■ **Objective**:
Repeat every record below exactly, omitting any pictures.

** Start Material for this task **

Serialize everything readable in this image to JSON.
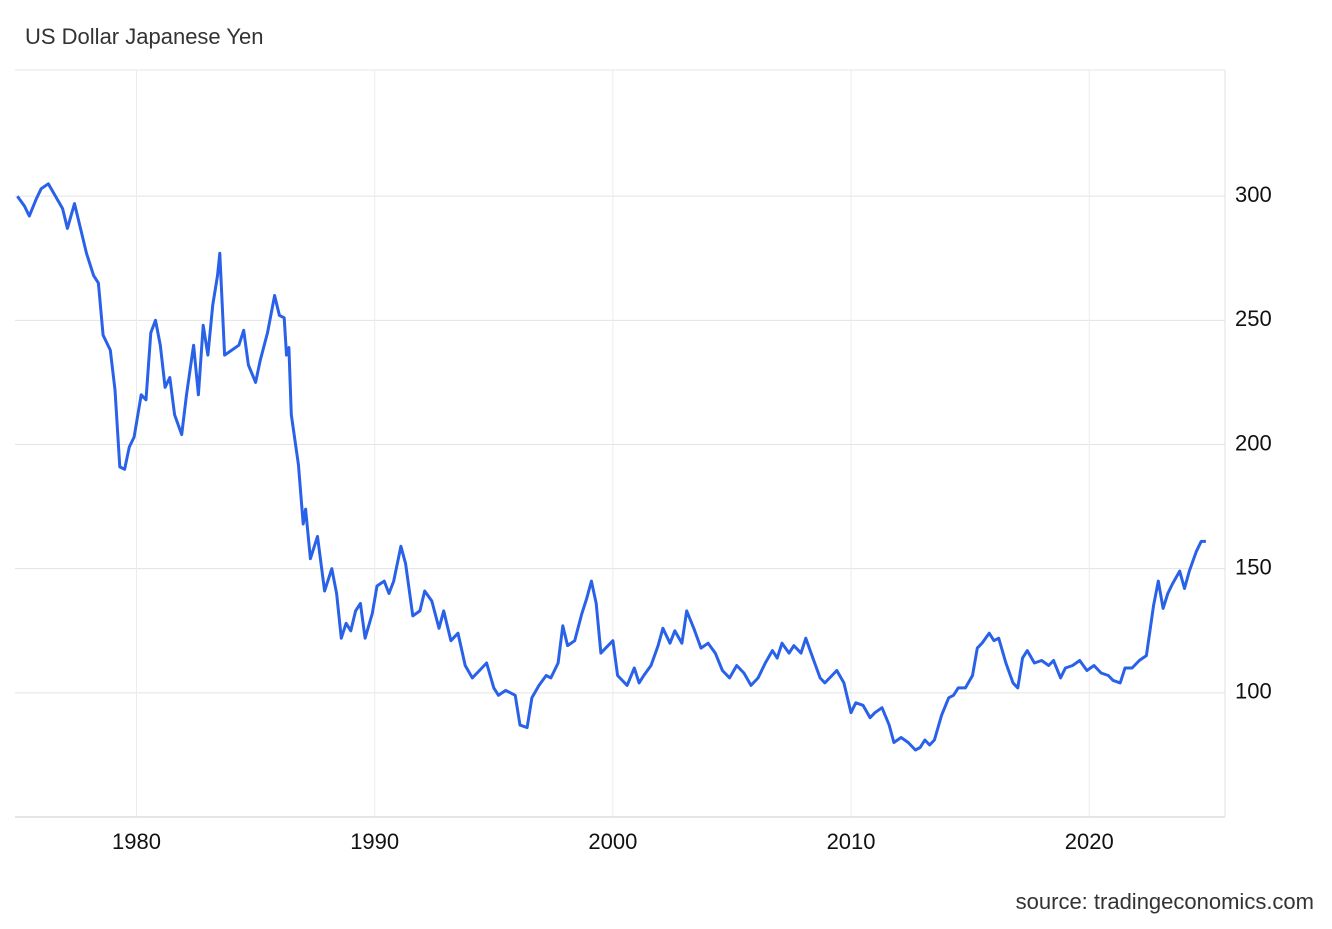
{
  "chart_data": {
    "type": "line",
    "title": "US Dollar Japanese Yen",
    "source": "source: tradingeconomics.com",
    "xlim": [
      1974.9,
      2025.7
    ],
    "xticks": [
      1980,
      1990,
      2000,
      2010,
      2020
    ],
    "ylim": [
      50,
      350
    ],
    "yticks": [
      100,
      150,
      200,
      250,
      300
    ],
    "grid": true,
    "series": [
      {
        "name": "USDJPY",
        "color": "#2962e8",
        "x": [
          1975.0,
          1975.3,
          1975.5,
          1975.8,
          1976.0,
          1976.3,
          1976.6,
          1976.9,
          1977.1,
          1977.4,
          1977.7,
          1977.9,
          1978.2,
          1978.4,
          1978.6,
          1978.9,
          1979.1,
          1979.3,
          1979.5,
          1979.7,
          1979.9,
          1980.2,
          1980.4,
          1980.6,
          1980.8,
          1981.0,
          1981.2,
          1981.4,
          1981.6,
          1981.9,
          1982.1,
          1982.4,
          1982.6,
          1982.8,
          1983.0,
          1983.2,
          1983.4,
          1983.5,
          1983.7,
          1984.0,
          1984.3,
          1984.5,
          1984.7,
          1985.0,
          1985.2,
          1985.5,
          1985.8,
          1986.0,
          1986.2,
          1986.3,
          1986.4,
          1986.5,
          1986.8,
          1987.0,
          1987.1,
          1987.3,
          1987.6,
          1987.9,
          1988.2,
          1988.4,
          1988.6,
          1988.8,
          1989.0,
          1989.2,
          1989.4,
          1989.6,
          1989.9,
          1990.1,
          1990.4,
          1990.6,
          1990.8,
          1991.1,
          1991.3,
          1991.6,
          1991.9,
          1992.1,
          1992.4,
          1992.7,
          1992.9,
          1993.2,
          1993.5,
          1993.8,
          1994.1,
          1994.4,
          1994.7,
          1995.0,
          1995.2,
          1995.5,
          1995.9,
          1996.1,
          1996.4,
          1996.6,
          1996.9,
          1997.2,
          1997.4,
          1997.7,
          1997.9,
          1998.1,
          1998.4,
          1998.7,
          1998.9,
          1999.1,
          1999.3,
          1999.5,
          1999.7,
          2000.0,
          2000.2,
          2000.6,
          2000.9,
          2001.1,
          2001.3,
          2001.6,
          2001.9,
          2002.1,
          2002.4,
          2002.6,
          2002.9,
          2003.1,
          2003.4,
          2003.7,
          2004.0,
          2004.3,
          2004.6,
          2004.9,
          2005.2,
          2005.5,
          2005.8,
          2006.1,
          2006.4,
          2006.7,
          2006.9,
          2007.1,
          2007.4,
          2007.6,
          2007.9,
          2008.1,
          2008.4,
          2008.7,
          2008.9,
          2009.2,
          2009.4,
          2009.7,
          2010.0,
          2010.2,
          2010.5,
          2010.8,
          2011.0,
          2011.3,
          2011.6,
          2011.8,
          2012.1,
          2012.4,
          2012.7,
          2012.9,
          2013.1,
          2013.3,
          2013.5,
          2013.8,
          2014.1,
          2014.3,
          2014.5,
          2014.8,
          2015.1,
          2015.3,
          2015.5,
          2015.8,
          2016.0,
          2016.2,
          2016.5,
          2016.8,
          2017.0,
          2017.2,
          2017.4,
          2017.7,
          2018.0,
          2018.3,
          2018.5,
          2018.8,
          2019.0,
          2019.3,
          2019.6,
          2019.9,
          2020.2,
          2020.5,
          2020.8,
          2021.0,
          2021.3,
          2021.5,
          2021.8,
          2022.1,
          2022.4,
          2022.7,
          2022.9,
          2023.1,
          2023.3,
          2023.5,
          2023.8,
          2024.0,
          2024.2,
          2024.5,
          2024.7,
          2024.9
        ],
        "values": [
          300,
          296,
          292,
          299,
          303,
          305,
          300,
          295,
          287,
          297,
          285,
          277,
          268,
          265,
          244,
          238,
          222,
          191,
          190,
          199,
          203,
          220,
          218,
          245,
          250,
          240,
          223,
          227,
          212,
          204,
          220,
          240,
          220,
          248,
          236,
          256,
          268,
          277,
          236,
          238,
          240,
          246,
          232,
          225,
          234,
          245,
          260,
          252,
          251,
          236,
          239,
          212,
          192,
          168,
          174,
          154,
          163,
          141,
          150,
          140,
          122,
          128,
          125,
          133,
          136,
          122,
          132,
          143,
          145,
          140,
          145,
          159,
          152,
          131,
          133,
          141,
          137,
          126,
          133,
          121,
          124,
          111,
          106,
          109,
          112,
          102,
          99,
          101,
          99,
          87,
          86,
          98,
          103,
          107,
          106,
          112,
          127,
          119,
          121,
          132,
          138,
          145,
          136,
          116,
          118,
          121,
          107,
          103,
          110,
          104,
          107,
          111,
          119,
          126,
          120,
          125,
          120,
          133,
          126,
          118,
          120,
          116,
          109,
          106,
          111,
          108,
          103,
          106,
          112,
          117,
          114,
          120,
          116,
          119,
          116,
          122,
          114,
          106,
          104,
          107,
          109,
          104,
          92,
          96,
          95,
          90,
          92,
          94,
          87,
          80,
          82,
          80,
          77,
          78,
          81,
          79,
          81,
          91,
          98,
          99,
          102,
          102,
          107,
          118,
          120,
          124,
          121,
          122,
          112,
          104,
          102,
          114,
          117,
          112,
          113,
          111,
          113,
          106,
          110,
          111,
          113,
          109,
          111,
          108,
          107,
          105,
          104,
          110,
          110,
          113,
          115,
          135,
          145,
          134,
          140,
          144,
          149,
          142,
          149,
          157,
          161,
          161
        ]
      }
    ]
  }
}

** End Material for this task **

■ **Answer in full**:
Serialize everything readable in this image to JSON.
{
  "chart_data": {
    "type": "line",
    "title": "US Dollar Japanese Yen",
    "source": "source: tradingeconomics.com",
    "xlim": [
      1974.9,
      2025.7
    ],
    "xticks": [
      1980,
      1990,
      2000,
      2010,
      2020
    ],
    "ylim": [
      50,
      350
    ],
    "yticks": [
      100,
      150,
      200,
      250,
      300
    ],
    "grid": true,
    "series": [
      {
        "name": "USDJPY",
        "color": "#2962e8",
        "x": [
          1975.0,
          1975.3,
          1975.5,
          1975.8,
          1976.0,
          1976.3,
          1976.6,
          1976.9,
          1977.1,
          1977.4,
          1977.7,
          1977.9,
          1978.2,
          1978.4,
          1978.6,
          1978.9,
          1979.1,
          1979.3,
          1979.5,
          1979.7,
          1979.9,
          1980.2,
          1980.4,
          1980.6,
          1980.8,
          1981.0,
          1981.2,
          1981.4,
          1981.6,
          1981.9,
          1982.1,
          1982.4,
          1982.6,
          1982.8,
          1983.0,
          1983.2,
          1983.4,
          1983.5,
          1983.7,
          1984.0,
          1984.3,
          1984.5,
          1984.7,
          1985.0,
          1985.2,
          1985.5,
          1985.8,
          1986.0,
          1986.2,
          1986.3,
          1986.4,
          1986.5,
          1986.8,
          1987.0,
          1987.1,
          1987.3,
          1987.6,
          1987.9,
          1988.2,
          1988.4,
          1988.6,
          1988.8,
          1989.0,
          1989.2,
          1989.4,
          1989.6,
          1989.9,
          1990.1,
          1990.4,
          1990.6,
          1990.8,
          1991.1,
          1991.3,
          1991.6,
          1991.9,
          1992.1,
          1992.4,
          1992.7,
          1992.9,
          1993.2,
          1993.5,
          1993.8,
          1994.1,
          1994.4,
          1994.7,
          1995.0,
          1995.2,
          1995.5,
          1995.9,
          1996.1,
          1996.4,
          1996.6,
          1996.9,
          1997.2,
          1997.4,
          1997.7,
          1997.9,
          1998.1,
          1998.4,
          1998.7,
          1998.9,
          1999.1,
          1999.3,
          1999.5,
          1999.7,
          2000.0,
          2000.2,
          2000.6,
          2000.9,
          2001.1,
          2001.3,
          2001.6,
          2001.9,
          2002.1,
          2002.4,
          2002.6,
          2002.9,
          2003.1,
          2003.4,
          2003.7,
          2004.0,
          2004.3,
          2004.6,
          2004.9,
          2005.2,
          2005.5,
          2005.8,
          2006.1,
          2006.4,
          2006.7,
          2006.9,
          2007.1,
          2007.4,
          2007.6,
          2007.9,
          2008.1,
          2008.4,
          2008.7,
          2008.9,
          2009.2,
          2009.4,
          2009.7,
          2010.0,
          2010.2,
          2010.5,
          2010.8,
          2011.0,
          2011.3,
          2011.6,
          2011.8,
          2012.1,
          2012.4,
          2012.7,
          2012.9,
          2013.1,
          2013.3,
          2013.5,
          2013.8,
          2014.1,
          2014.3,
          2014.5,
          2014.8,
          2015.1,
          2015.3,
          2015.5,
          2015.8,
          2016.0,
          2016.2,
          2016.5,
          2016.8,
          2017.0,
          2017.2,
          2017.4,
          2017.7,
          2018.0,
          2018.3,
          2018.5,
          2018.8,
          2019.0,
          2019.3,
          2019.6,
          2019.9,
          2020.2,
          2020.5,
          2020.8,
          2021.0,
          2021.3,
          2021.5,
          2021.8,
          2022.1,
          2022.4,
          2022.7,
          2022.9,
          2023.1,
          2023.3,
          2023.5,
          2023.8,
          2024.0,
          2024.2,
          2024.5,
          2024.7,
          2024.9
        ],
        "values": [
          300,
          296,
          292,
          299,
          303,
          305,
          300,
          295,
          287,
          297,
          285,
          277,
          268,
          265,
          244,
          238,
          222,
          191,
          190,
          199,
          203,
          220,
          218,
          245,
          250,
          240,
          223,
          227,
          212,
          204,
          220,
          240,
          220,
          248,
          236,
          256,
          268,
          277,
          236,
          238,
          240,
          246,
          232,
          225,
          234,
          245,
          260,
          252,
          251,
          236,
          239,
          212,
          192,
          168,
          174,
          154,
          163,
          141,
          150,
          140,
          122,
          128,
          125,
          133,
          136,
          122,
          132,
          143,
          145,
          140,
          145,
          159,
          152,
          131,
          133,
          141,
          137,
          126,
          133,
          121,
          124,
          111,
          106,
          109,
          112,
          102,
          99,
          101,
          99,
          87,
          86,
          98,
          103,
          107,
          106,
          112,
          127,
          119,
          121,
          132,
          138,
          145,
          136,
          116,
          118,
          121,
          107,
          103,
          110,
          104,
          107,
          111,
          119,
          126,
          120,
          125,
          120,
          133,
          126,
          118,
          120,
          116,
          109,
          106,
          111,
          108,
          103,
          106,
          112,
          117,
          114,
          120,
          116,
          119,
          116,
          122,
          114,
          106,
          104,
          107,
          109,
          104,
          92,
          96,
          95,
          90,
          92,
          94,
          87,
          80,
          82,
          80,
          77,
          78,
          81,
          79,
          81,
          91,
          98,
          99,
          102,
          102,
          107,
          118,
          120,
          124,
          121,
          122,
          112,
          104,
          102,
          114,
          117,
          112,
          113,
          111,
          113,
          106,
          110,
          111,
          113,
          109,
          111,
          108,
          107,
          105,
          104,
          110,
          110,
          113,
          115,
          135,
          145,
          134,
          140,
          144,
          149,
          142,
          149,
          157,
          161,
          161
        ]
      }
    ]
  }
}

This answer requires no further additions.